Entries taken from a collection:

— BEGIN —

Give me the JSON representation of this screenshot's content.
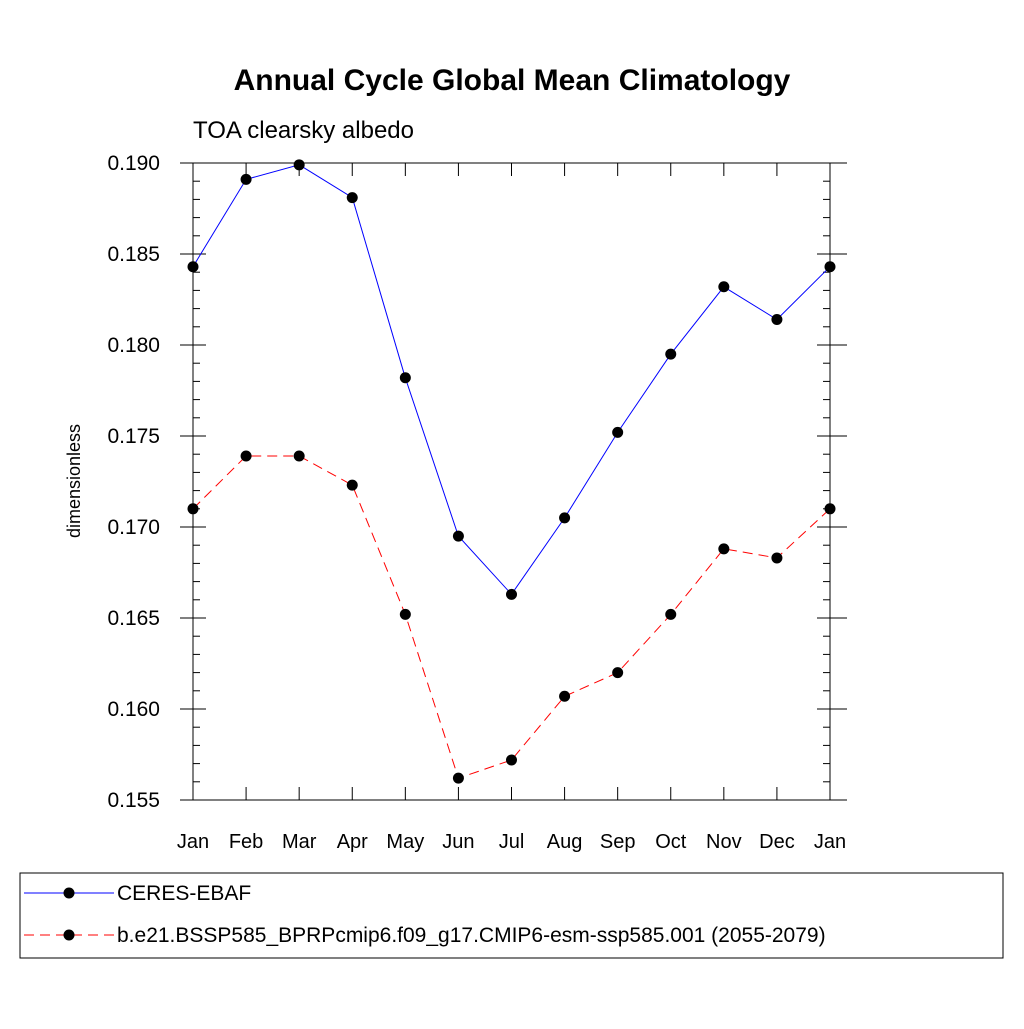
{
  "chart_data": {
    "type": "line",
    "title": "Annual Cycle Global Mean Climatology",
    "subtitle": "TOA clearsky albedo",
    "ylabel": "dimensionless",
    "xlabel": "",
    "categories": [
      "Jan",
      "Feb",
      "Mar",
      "Apr",
      "May",
      "Jun",
      "Jul",
      "Aug",
      "Sep",
      "Oct",
      "Nov",
      "Dec",
      "Jan"
    ],
    "ylim": [
      0.155,
      0.19
    ],
    "yticks": [
      "0.155",
      "0.160",
      "0.165",
      "0.170",
      "0.175",
      "0.180",
      "0.185",
      "0.190"
    ],
    "series": [
      {
        "name": "CERES-EBAF",
        "color": "#0000ff",
        "dash": "solid",
        "values": [
          0.1843,
          0.1891,
          0.1899,
          0.1881,
          0.1782,
          0.1695,
          0.1663,
          0.1705,
          0.1752,
          0.1795,
          0.1832,
          0.1814,
          0.1843
        ]
      },
      {
        "name": "b.e21.BSSP585_BPRPcmip6.f09_g17.CMIP6-esm-ssp585.001 (2055-2079)",
        "color": "#ff0000",
        "dash": "dashed",
        "values": [
          0.171,
          0.1739,
          0.1739,
          0.1723,
          0.1652,
          0.1562,
          0.1572,
          0.1607,
          0.162,
          0.1652,
          0.1688,
          0.1683,
          0.171
        ]
      }
    ],
    "legend_position": "bottom"
  }
}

— END —

## [Task]
Count how many lines of the listing above include "name" and report that number alone.

## [The completed task]
2